— Objective —
Find each line holding "name" and copy it out.

— Supplied records —
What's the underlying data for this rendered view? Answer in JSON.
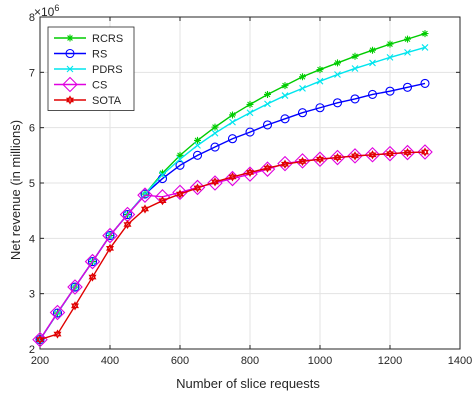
{
  "chart_data": {
    "type": "line",
    "title": "",
    "xlabel": "Number of slice requests",
    "ylabel": "Net revenue (in millions)",
    "y_exponent_label": "×10",
    "y_exponent_power": "6",
    "xlim": [
      200,
      1400
    ],
    "ylim": [
      2,
      8
    ],
    "xticks": [
      200,
      400,
      600,
      800,
      1000,
      1200,
      1400
    ],
    "yticks": [
      2,
      3,
      4,
      5,
      6,
      7,
      8
    ],
    "grid": true,
    "legend_position": "top-left",
    "x": [
      200,
      250,
      300,
      350,
      400,
      450,
      500,
      550,
      600,
      650,
      700,
      750,
      800,
      850,
      900,
      950,
      1000,
      1050,
      1100,
      1150,
      1200,
      1250,
      1300
    ],
    "series": [
      {
        "name": "RCRS",
        "color": "#00cc00",
        "marker": "asterisk",
        "values": [
          2.17,
          2.65,
          3.12,
          3.58,
          4.05,
          4.43,
          4.8,
          5.18,
          5.5,
          5.77,
          6.01,
          6.23,
          6.42,
          6.6,
          6.76,
          6.92,
          7.05,
          7.17,
          7.29,
          7.4,
          7.51,
          7.6,
          7.7
        ]
      },
      {
        "name": "RS",
        "color": "#0000ff",
        "marker": "circle",
        "values": [
          2.17,
          2.65,
          3.12,
          3.58,
          4.05,
          4.43,
          4.8,
          5.08,
          5.32,
          5.5,
          5.65,
          5.8,
          5.92,
          6.05,
          6.16,
          6.27,
          6.36,
          6.45,
          6.52,
          6.6,
          6.66,
          6.73,
          6.8
        ]
      },
      {
        "name": "PDRS",
        "color": "#00e5ee",
        "marker": "x",
        "values": [
          2.17,
          2.65,
          3.12,
          3.58,
          4.05,
          4.43,
          4.8,
          5.15,
          5.43,
          5.68,
          5.9,
          6.1,
          6.27,
          6.43,
          6.58,
          6.71,
          6.84,
          6.96,
          7.07,
          7.17,
          7.27,
          7.36,
          7.45
        ]
      },
      {
        "name": "CS",
        "color": "#e000e0",
        "marker": "diamond",
        "values": [
          2.17,
          2.66,
          3.12,
          3.58,
          4.05,
          4.43,
          4.78,
          4.75,
          4.83,
          4.92,
          5.0,
          5.08,
          5.16,
          5.25,
          5.35,
          5.4,
          5.43,
          5.46,
          5.49,
          5.51,
          5.53,
          5.55,
          5.56
        ]
      },
      {
        "name": "SOTA",
        "color": "#e00000",
        "marker": "hexagram",
        "values": [
          2.17,
          2.27,
          2.78,
          3.3,
          3.82,
          4.25,
          4.53,
          4.68,
          4.8,
          4.91,
          5.02,
          5.11,
          5.19,
          5.27,
          5.34,
          5.39,
          5.43,
          5.46,
          5.49,
          5.51,
          5.53,
          5.55,
          5.56
        ]
      }
    ]
  }
}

— Finished exercise —
        "name": "RCRS",
        "name": "RS",
        "name": "PDRS",
        "name": "CS",
        "name": "SOTA",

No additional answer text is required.